(Rows from a figure dataset)
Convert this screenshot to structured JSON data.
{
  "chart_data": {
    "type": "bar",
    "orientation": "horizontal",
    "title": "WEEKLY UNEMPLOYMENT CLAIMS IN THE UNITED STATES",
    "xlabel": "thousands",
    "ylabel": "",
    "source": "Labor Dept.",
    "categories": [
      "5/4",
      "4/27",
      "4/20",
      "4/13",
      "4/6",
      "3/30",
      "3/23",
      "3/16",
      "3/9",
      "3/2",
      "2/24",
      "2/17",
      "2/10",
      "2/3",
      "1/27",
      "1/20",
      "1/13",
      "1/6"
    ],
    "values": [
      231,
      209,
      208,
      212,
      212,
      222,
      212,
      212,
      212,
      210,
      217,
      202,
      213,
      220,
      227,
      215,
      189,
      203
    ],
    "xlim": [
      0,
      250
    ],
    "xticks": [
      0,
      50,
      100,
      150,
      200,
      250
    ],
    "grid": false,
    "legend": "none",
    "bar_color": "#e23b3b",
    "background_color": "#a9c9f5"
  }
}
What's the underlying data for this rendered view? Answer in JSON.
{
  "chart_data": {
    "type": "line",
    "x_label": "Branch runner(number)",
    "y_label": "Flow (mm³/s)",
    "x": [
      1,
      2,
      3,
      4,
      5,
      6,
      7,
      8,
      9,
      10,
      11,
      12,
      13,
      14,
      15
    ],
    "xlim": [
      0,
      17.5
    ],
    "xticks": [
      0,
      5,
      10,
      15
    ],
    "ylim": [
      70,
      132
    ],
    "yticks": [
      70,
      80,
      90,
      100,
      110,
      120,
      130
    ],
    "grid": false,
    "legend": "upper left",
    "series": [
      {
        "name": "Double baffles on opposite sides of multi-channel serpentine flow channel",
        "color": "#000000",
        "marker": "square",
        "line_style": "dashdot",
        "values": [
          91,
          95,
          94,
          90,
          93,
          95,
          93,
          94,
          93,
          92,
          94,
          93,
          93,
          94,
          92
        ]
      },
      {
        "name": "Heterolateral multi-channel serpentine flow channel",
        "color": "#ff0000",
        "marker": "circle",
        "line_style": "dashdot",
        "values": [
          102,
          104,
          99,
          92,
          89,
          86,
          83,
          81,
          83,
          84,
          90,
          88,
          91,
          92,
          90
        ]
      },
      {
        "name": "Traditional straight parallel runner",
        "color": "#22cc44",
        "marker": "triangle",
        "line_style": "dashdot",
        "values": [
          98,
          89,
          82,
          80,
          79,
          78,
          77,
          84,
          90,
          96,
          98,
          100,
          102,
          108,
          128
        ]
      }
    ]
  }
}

* _Exercise task_
Pick out the lines above that hold the string "this" and show them.

* _Response below_
Convert this screenshot to structured JSON data.
What's the underlying data for this rendered view? Answer in JSON.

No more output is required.